** BEGIN **

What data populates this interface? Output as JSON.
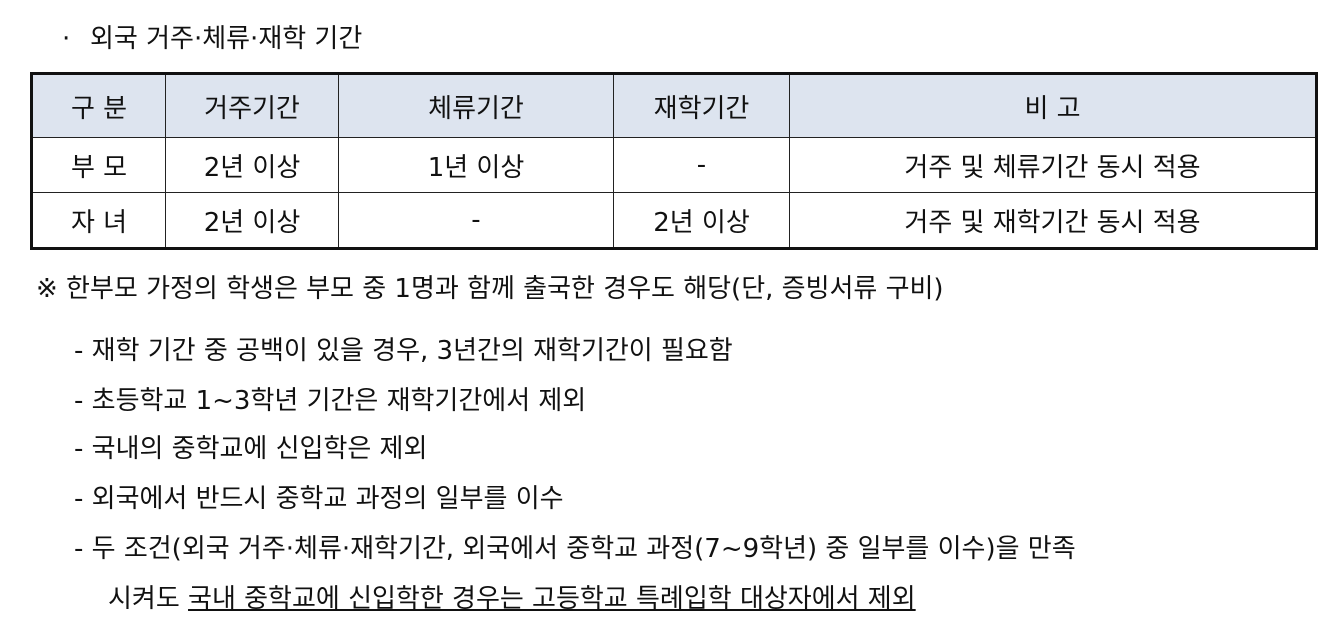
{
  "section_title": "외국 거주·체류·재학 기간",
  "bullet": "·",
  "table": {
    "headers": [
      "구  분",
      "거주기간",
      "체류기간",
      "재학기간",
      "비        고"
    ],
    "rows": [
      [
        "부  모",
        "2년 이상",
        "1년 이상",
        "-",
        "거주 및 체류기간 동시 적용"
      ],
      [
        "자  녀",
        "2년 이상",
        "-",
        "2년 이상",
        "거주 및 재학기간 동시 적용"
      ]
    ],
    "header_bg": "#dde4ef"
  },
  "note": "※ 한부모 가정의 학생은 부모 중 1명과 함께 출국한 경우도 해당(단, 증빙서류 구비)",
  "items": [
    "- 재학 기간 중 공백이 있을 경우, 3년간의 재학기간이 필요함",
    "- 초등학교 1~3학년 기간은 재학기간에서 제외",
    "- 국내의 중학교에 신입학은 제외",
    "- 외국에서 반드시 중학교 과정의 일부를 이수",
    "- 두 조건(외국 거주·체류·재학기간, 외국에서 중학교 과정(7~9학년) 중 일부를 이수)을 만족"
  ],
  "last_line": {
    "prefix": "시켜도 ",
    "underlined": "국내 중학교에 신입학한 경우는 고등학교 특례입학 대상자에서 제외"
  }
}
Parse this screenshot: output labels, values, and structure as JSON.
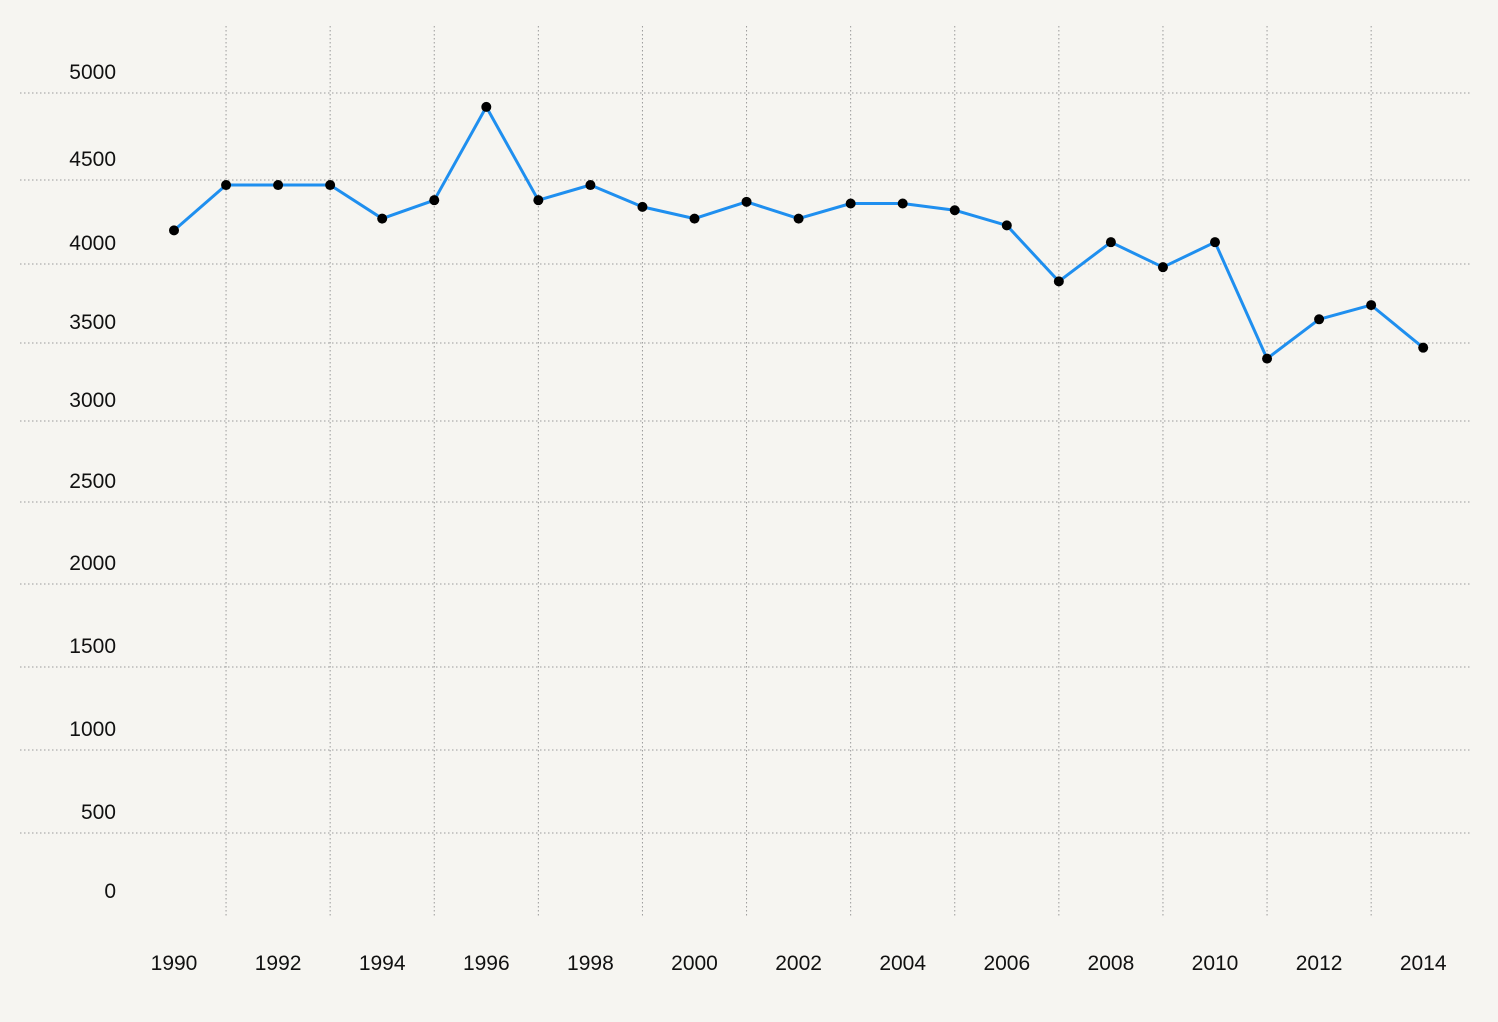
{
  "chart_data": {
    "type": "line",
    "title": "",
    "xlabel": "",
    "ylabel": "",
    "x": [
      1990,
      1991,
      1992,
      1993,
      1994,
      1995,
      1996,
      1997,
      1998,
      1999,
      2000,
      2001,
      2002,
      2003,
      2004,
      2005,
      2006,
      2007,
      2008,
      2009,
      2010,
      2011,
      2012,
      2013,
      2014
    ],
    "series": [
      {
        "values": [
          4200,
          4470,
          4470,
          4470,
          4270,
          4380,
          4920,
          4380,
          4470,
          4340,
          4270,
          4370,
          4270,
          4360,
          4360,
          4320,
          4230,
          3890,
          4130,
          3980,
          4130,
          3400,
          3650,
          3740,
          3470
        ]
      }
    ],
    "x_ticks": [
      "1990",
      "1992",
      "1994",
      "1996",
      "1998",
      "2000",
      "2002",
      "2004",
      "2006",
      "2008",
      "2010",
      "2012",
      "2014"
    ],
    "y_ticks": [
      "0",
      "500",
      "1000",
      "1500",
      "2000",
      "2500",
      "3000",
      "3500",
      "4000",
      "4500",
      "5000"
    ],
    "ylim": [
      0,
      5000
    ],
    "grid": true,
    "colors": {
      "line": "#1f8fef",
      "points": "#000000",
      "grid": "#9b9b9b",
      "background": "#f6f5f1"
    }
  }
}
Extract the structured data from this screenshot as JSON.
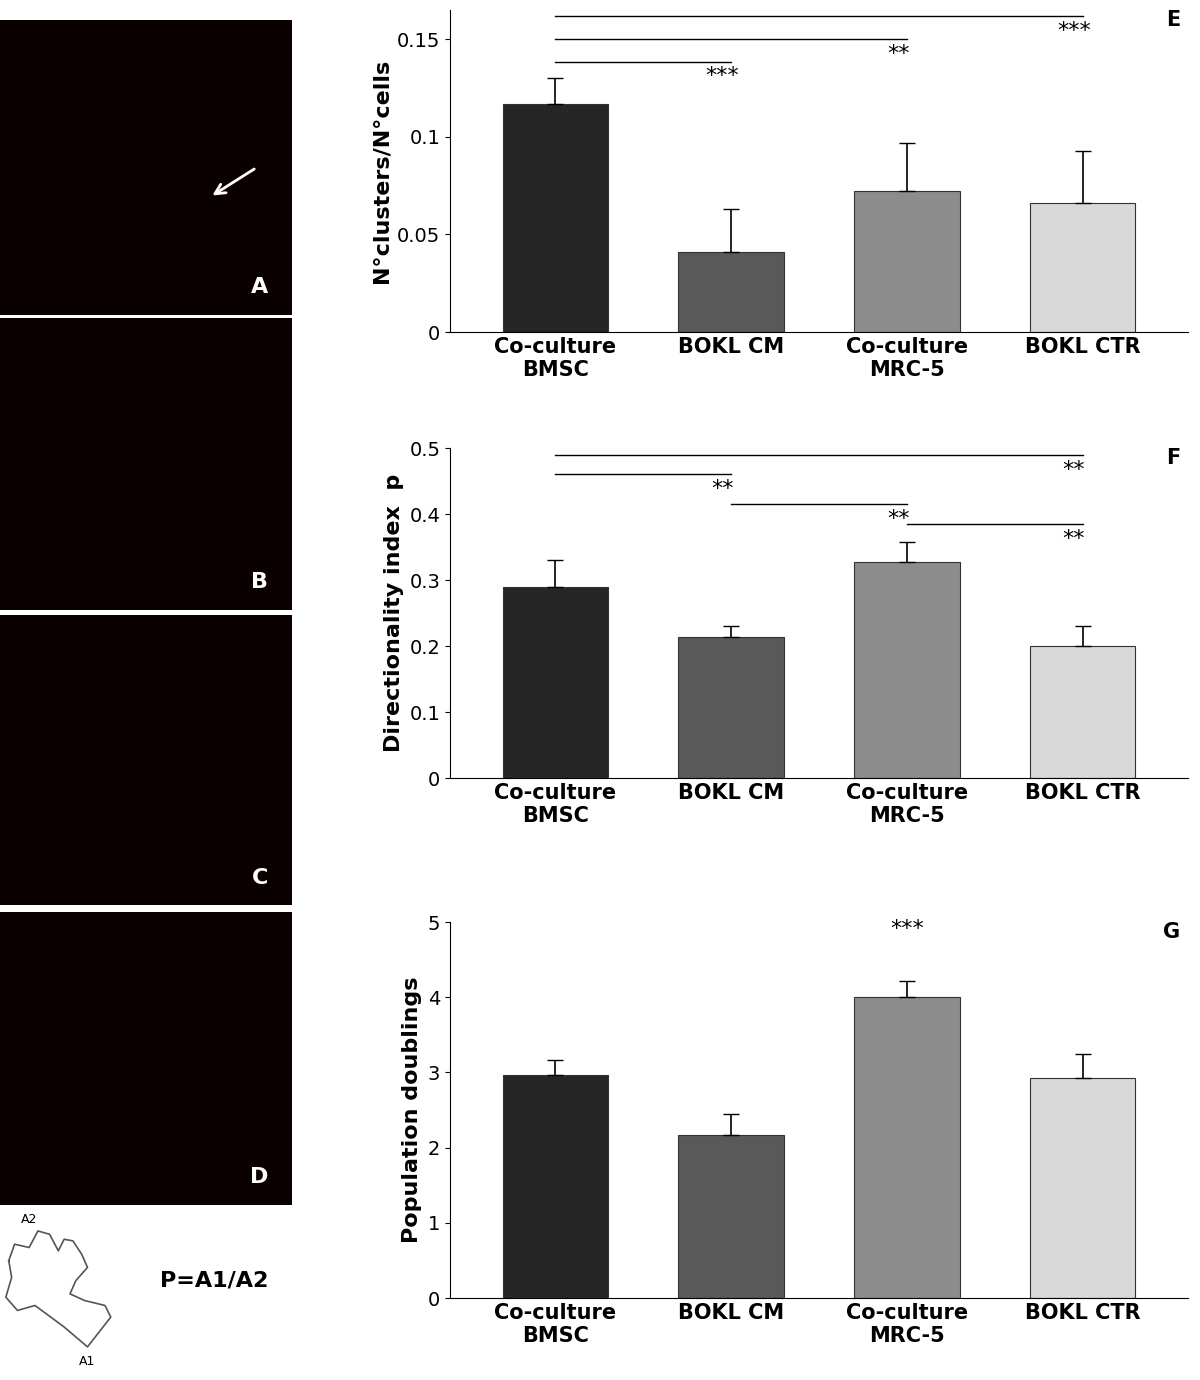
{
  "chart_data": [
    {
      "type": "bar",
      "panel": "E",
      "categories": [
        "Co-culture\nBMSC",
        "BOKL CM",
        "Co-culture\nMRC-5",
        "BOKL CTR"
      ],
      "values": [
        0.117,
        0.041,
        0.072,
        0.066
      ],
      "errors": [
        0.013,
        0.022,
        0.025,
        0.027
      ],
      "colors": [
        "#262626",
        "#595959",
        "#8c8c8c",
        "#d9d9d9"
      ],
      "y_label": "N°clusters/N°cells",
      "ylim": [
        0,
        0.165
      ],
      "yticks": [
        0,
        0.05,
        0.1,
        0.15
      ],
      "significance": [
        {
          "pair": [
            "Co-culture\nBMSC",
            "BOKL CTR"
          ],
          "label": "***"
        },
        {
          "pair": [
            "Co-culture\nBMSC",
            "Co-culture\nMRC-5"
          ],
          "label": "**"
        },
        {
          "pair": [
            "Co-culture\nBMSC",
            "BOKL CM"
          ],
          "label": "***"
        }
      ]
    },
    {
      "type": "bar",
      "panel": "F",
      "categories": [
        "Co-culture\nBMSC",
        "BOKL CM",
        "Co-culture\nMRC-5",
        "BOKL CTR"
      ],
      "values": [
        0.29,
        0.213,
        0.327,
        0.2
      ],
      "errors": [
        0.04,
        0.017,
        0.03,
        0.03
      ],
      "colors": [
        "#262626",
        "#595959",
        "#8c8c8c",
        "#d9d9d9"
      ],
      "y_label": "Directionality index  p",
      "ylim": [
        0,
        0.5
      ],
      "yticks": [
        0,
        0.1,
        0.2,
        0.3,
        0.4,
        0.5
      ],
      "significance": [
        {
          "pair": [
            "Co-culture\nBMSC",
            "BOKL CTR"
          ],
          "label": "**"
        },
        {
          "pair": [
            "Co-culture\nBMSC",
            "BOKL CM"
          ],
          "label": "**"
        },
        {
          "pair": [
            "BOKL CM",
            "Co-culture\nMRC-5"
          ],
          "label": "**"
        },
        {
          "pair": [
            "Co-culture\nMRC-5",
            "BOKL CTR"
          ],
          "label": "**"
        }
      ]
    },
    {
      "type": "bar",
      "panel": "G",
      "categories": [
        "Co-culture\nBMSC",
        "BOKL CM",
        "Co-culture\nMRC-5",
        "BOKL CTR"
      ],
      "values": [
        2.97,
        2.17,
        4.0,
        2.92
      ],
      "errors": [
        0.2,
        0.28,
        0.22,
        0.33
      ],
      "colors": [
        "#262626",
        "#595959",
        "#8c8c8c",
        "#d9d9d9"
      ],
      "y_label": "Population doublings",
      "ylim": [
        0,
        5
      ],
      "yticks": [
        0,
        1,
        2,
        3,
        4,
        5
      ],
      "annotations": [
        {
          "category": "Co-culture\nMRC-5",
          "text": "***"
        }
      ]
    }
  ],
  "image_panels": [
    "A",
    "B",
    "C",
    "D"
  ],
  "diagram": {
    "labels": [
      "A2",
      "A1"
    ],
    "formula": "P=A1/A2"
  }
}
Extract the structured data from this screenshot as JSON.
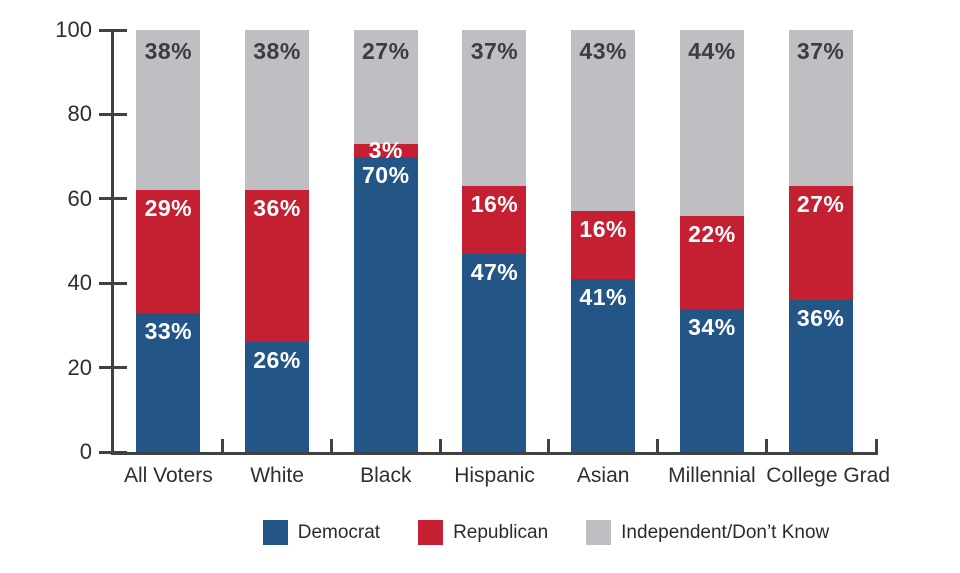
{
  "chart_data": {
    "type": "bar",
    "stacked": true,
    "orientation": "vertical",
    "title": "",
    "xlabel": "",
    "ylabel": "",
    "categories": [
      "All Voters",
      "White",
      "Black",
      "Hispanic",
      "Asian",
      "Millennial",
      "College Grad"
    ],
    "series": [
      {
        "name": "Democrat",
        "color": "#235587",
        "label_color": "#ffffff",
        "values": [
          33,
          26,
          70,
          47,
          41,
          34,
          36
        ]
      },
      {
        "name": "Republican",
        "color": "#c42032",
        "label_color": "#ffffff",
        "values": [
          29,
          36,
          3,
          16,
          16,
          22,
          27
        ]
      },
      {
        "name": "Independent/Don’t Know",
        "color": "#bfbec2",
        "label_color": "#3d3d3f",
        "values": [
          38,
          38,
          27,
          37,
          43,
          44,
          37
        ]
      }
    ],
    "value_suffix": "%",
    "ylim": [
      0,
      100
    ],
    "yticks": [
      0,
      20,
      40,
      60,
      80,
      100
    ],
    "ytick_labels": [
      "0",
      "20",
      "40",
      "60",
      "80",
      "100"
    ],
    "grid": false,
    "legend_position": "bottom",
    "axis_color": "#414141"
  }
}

** END **

Directions:
Reproduce each line exactly, please, except for any pictures.

Answer to this problem:
What data populates this interface? Output as JSON.
{
  "section_title": "외국 거주·체류·재학 기간",
  "bullet": "·",
  "table": {
    "headers": [
      "구  분",
      "거주기간",
      "체류기간",
      "재학기간",
      "비        고"
    ],
    "rows": [
      [
        "부  모",
        "2년 이상",
        "1년 이상",
        "-",
        "거주 및 체류기간 동시 적용"
      ],
      [
        "자  녀",
        "2년 이상",
        "-",
        "2년 이상",
        "거주 및 재학기간 동시 적용"
      ]
    ],
    "header_bg": "#dde4ef"
  },
  "note": "※ 한부모 가정의 학생은 부모 중 1명과 함께 출국한 경우도 해당(단, 증빙서류 구비)",
  "items": [
    "- 재학 기간 중 공백이 있을 경우, 3년간의 재학기간이 필요함",
    "- 초등학교 1~3학년 기간은 재학기간에서 제외",
    "- 국내의 중학교에 신입학은 제외",
    "- 외국에서 반드시 중학교 과정의 일부를 이수",
    "- 두 조건(외국 거주·체류·재학기간, 외국에서 중학교 과정(7~9학년) 중 일부를 이수)을 만족"
  ],
  "last_line": {
    "prefix": "시켜도 ",
    "underlined": "국내 중학교에 신입학한 경우는 고등학교 특례입학 대상자에서 제외"
  }
}
Parse this screenshot: output labels, values, and structure as JSON.
{
  "chart_data": {
    "type": "line",
    "title": "",
    "xlabel": "",
    "ylabel": "",
    "x": [
      1990,
      1991,
      1992,
      1993,
      1994,
      1995,
      1996,
      1997,
      1998,
      1999,
      2000,
      2001,
      2002,
      2003,
      2004,
      2005,
      2006,
      2007,
      2008,
      2009,
      2010,
      2011,
      2012,
      2013,
      2014
    ],
    "series": [
      {
        "values": [
          4200,
          4470,
          4470,
          4470,
          4270,
          4380,
          4920,
          4380,
          4470,
          4340,
          4270,
          4370,
          4270,
          4360,
          4360,
          4320,
          4230,
          3890,
          4130,
          3980,
          4130,
          3400,
          3650,
          3740,
          3470
        ]
      }
    ],
    "x_ticks": [
      "1990",
      "1992",
      "1994",
      "1996",
      "1998",
      "2000",
      "2002",
      "2004",
      "2006",
      "2008",
      "2010",
      "2012",
      "2014"
    ],
    "y_ticks": [
      "0",
      "500",
      "1000",
      "1500",
      "2000",
      "2500",
      "3000",
      "3500",
      "4000",
      "4500",
      "5000"
    ],
    "ylim": [
      0,
      5000
    ],
    "grid": true,
    "colors": {
      "line": "#1f8fef",
      "points": "#000000",
      "grid": "#9b9b9b",
      "background": "#f6f5f1"
    }
  }
}
Extract the structured data from this screenshot as JSON.
{
  "chart_data": [
    {
      "type": "bar",
      "panel": "E",
      "categories": [
        "Co-culture\nBMSC",
        "BOKL CM",
        "Co-culture\nMRC-5",
        "BOKL CTR"
      ],
      "values": [
        0.117,
        0.041,
        0.072,
        0.066
      ],
      "errors": [
        0.013,
        0.022,
        0.025,
        0.027
      ],
      "colors": [
        "#262626",
        "#595959",
        "#8c8c8c",
        "#d9d9d9"
      ],
      "y_label": "N°clusters/N°cells",
      "ylim": [
        0,
        0.165
      ],
      "yticks": [
        0,
        0.05,
        0.1,
        0.15
      ],
      "significance": [
        {
          "pair": [
            "Co-culture\nBMSC",
            "BOKL CTR"
          ],
          "label": "***"
        },
        {
          "pair": [
            "Co-culture\nBMSC",
            "Co-culture\nMRC-5"
          ],
          "label": "**"
        },
        {
          "pair": [
            "Co-culture\nBMSC",
            "BOKL CM"
          ],
          "label": "***"
        }
      ]
    },
    {
      "type": "bar",
      "panel": "F",
      "categories": [
        "Co-culture\nBMSC",
        "BOKL CM",
        "Co-culture\nMRC-5",
        "BOKL CTR"
      ],
      "values": [
        0.29,
        0.213,
        0.327,
        0.2
      ],
      "errors": [
        0.04,
        0.017,
        0.03,
        0.03
      ],
      "colors": [
        "#262626",
        "#595959",
        "#8c8c8c",
        "#d9d9d9"
      ],
      "y_label": "Directionality index  p",
      "ylim": [
        0,
        0.5
      ],
      "yticks": [
        0,
        0.1,
        0.2,
        0.3,
        0.4,
        0.5
      ],
      "significance": [
        {
          "pair": [
            "Co-culture\nBMSC",
            "BOKL CTR"
          ],
          "label": "**"
        },
        {
          "pair": [
            "Co-culture\nBMSC",
            "BOKL CM"
          ],
          "label": "**"
        },
        {
          "pair": [
            "BOKL CM",
            "Co-culture\nMRC-5"
          ],
          "label": "**"
        },
        {
          "pair": [
            "Co-culture\nMRC-5",
            "BOKL CTR"
          ],
          "label": "**"
        }
      ]
    },
    {
      "type": "bar",
      "panel": "G",
      "categories": [
        "Co-culture\nBMSC",
        "BOKL CM",
        "Co-culture\nMRC-5",
        "BOKL CTR"
      ],
      "values": [
        2.97,
        2.17,
        4.0,
        2.92
      ],
      "errors": [
        0.2,
        0.28,
        0.22,
        0.33
      ],
      "colors": [
        "#262626",
        "#595959",
        "#8c8c8c",
        "#d9d9d9"
      ],
      "y_label": "Population doublings",
      "ylim": [
        0,
        5
      ],
      "yticks": [
        0,
        1,
        2,
        3,
        4,
        5
      ],
      "annotations": [
        {
          "category": "Co-culture\nMRC-5",
          "text": "***"
        }
      ]
    }
  ],
  "image_panels": [
    "A",
    "B",
    "C",
    "D"
  ],
  "diagram": {
    "labels": [
      "A2",
      "A1"
    ],
    "formula": "P=A1/A2"
  }
}
Extract the structured data from this screenshot as JSON.
{
  "chart_data": {
    "type": "bar",
    "stacked": true,
    "orientation": "vertical",
    "title": "",
    "xlabel": "",
    "ylabel": "",
    "categories": [
      "All Voters",
      "White",
      "Black",
      "Hispanic",
      "Asian",
      "Millennial",
      "College Grad"
    ],
    "series": [
      {
        "name": "Democrat",
        "color": "#235587",
        "label_color": "#ffffff",
        "values": [
          33,
          26,
          70,
          47,
          41,
          34,
          36
        ]
      },
      {
        "name": "Republican",
        "color": "#c42032",
        "label_color": "#ffffff",
        "values": [
          29,
          36,
          3,
          16,
          16,
          22,
          27
        ]
      },
      {
        "name": "Independent/Don’t Know",
        "color": "#bfbec2",
        "label_color": "#3d3d3f",
        "values": [
          38,
          38,
          27,
          37,
          43,
          44,
          37
        ]
      }
    ],
    "value_suffix": "%",
    "ylim": [
      0,
      100
    ],
    "yticks": [
      0,
      20,
      40,
      60,
      80,
      100
    ],
    "ytick_labels": [
      "0",
      "20",
      "40",
      "60",
      "80",
      "100"
    ],
    "grid": false,
    "legend_position": "bottom",
    "axis_color": "#414141"
  }
}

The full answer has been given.